A Brief summary of the Micro/Small/Midcap Carnage

(zygo23554) #320

We might just be at this stage now.

Discounting the rise in NIFTY SML 100 from 8500 level to 9500 between mid Dec 2017 and mid Jan 2018 - let us take the level of 8500 as the top (assumption being the final spike was all froth). From this level, the NIFTY SML 100 is now 20% down, the 2 year return on this index is below 10% and going by how the last 3-4 days have panned we may well get to negative territory on the 2Y return soon enough.

Small and micro caps are now undesired words, increasingly seeing people speaking in tones of “well managed large companies like HDFC Bank and TCS are better bets over the long term over any period of time”. People are now comparing the last 1 year return of small cap category with the 10 year track record of a large cap fund and asking questions about whether small and mid cap categories are really worth looking at. From fear of missing out we now have fear of investing, FD return of 7-8% does not appear all that bad any more :slight_smile:

While further downside is a good possibility, expected 3 year return from the current levels are looking interesting. Do your own thinking and decide at what level does one want to start deploying more money (assuming you have any left in the first place!)

Edit: Looking at the buy/sell volumes on some small cap counters (at least the ones I own), sell orders are 50-100% higher than the buy volumes since yesterday. The pressure on the downside appears to be too high, I would not be surprised if we see a 5%+ cut in the small cap index from current levels which more or less ties in with the level needed for 2Y negative returns. Time to get our shopping lists out soon, this is still the time to be choosy and steadily allocate - not yet time to get aggressive and go all out

(KunalKothari) #321

Just a 25-30% fall in highly volatile small cap indices (from a historically high peak) is nothing major.

■ **Challenges**
1. Reproduce word for word the part of the small-cap market discussion starting with "Small and micro" and going on through "the first place!)".
2. Decide whether each statement agrees with the small-cap market discussion, answering yes or no and quoting the deciding words: (a) The first post treats the 8500 level of the NIFTY SML 100 as the top. (b) The first post says the NIFTY SML 100 is now 30% down from that top. (c) The first post says it is now time to get aggressive and go all out.

■ **Dataset excerpt**
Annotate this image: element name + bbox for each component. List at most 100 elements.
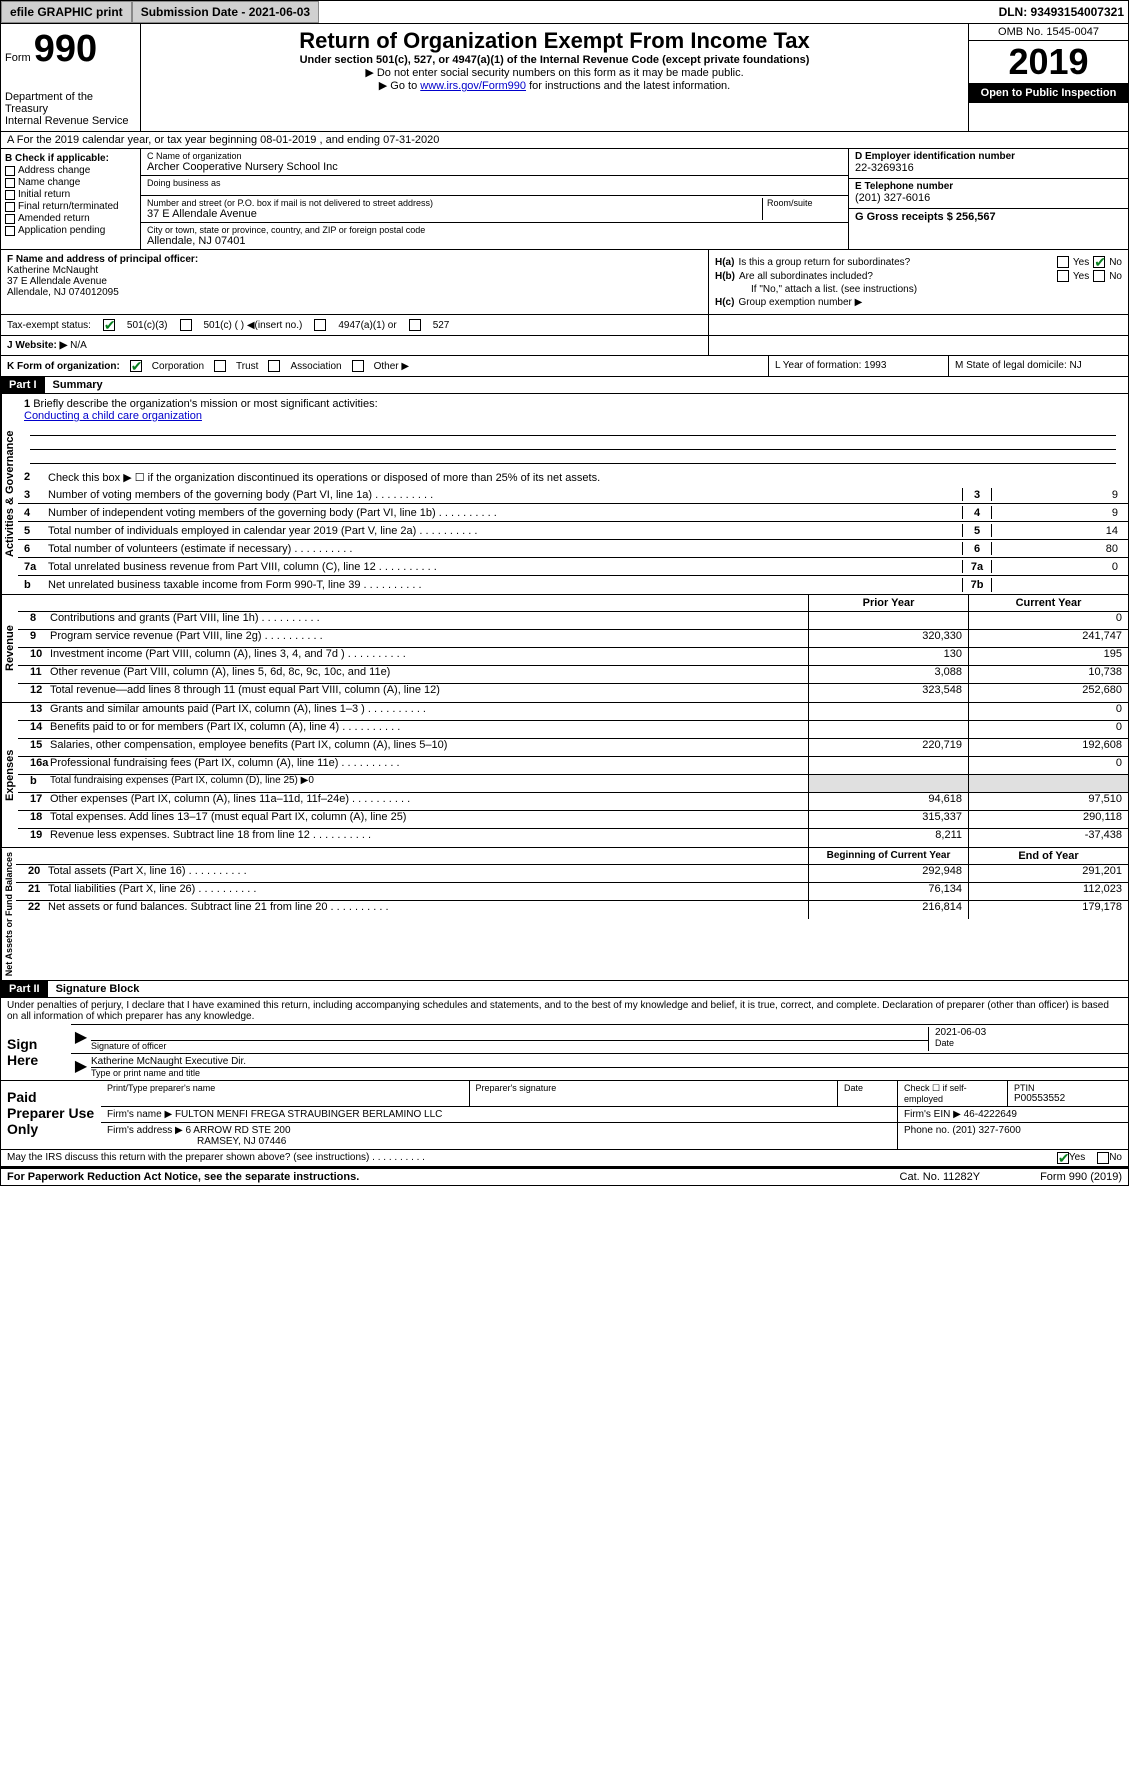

■ **Solutions to the exercise**
1.
Small and micro caps are now undesired words, increasingly seeing people speaking in tones of “well managed large companies like HDFC Bank and TCS are better bets over the long term over any period of time”. People are now comparing the last 1 year return of small cap category with the 10 year track record of a large cap fund and asking questions about whether small and mid cap categories are really worth looking at. From fear of missing out we now have fear of investing, FD return of 7-8% does not appear all that bad any more :slight_smile:

While further downside is a good possibility, expected 3 year return from the current levels are looking interesting. Do your own thinking and decide at what level does one want to start deploying more money (assuming you have any left in the first place!)

2.
(a) Yes: "let us take the level of 8500 as the top"
(b) No: "From this level, the NIFTY SML 100 is now 20% down"
(c) No: "not yet time to get aggressive and go all out"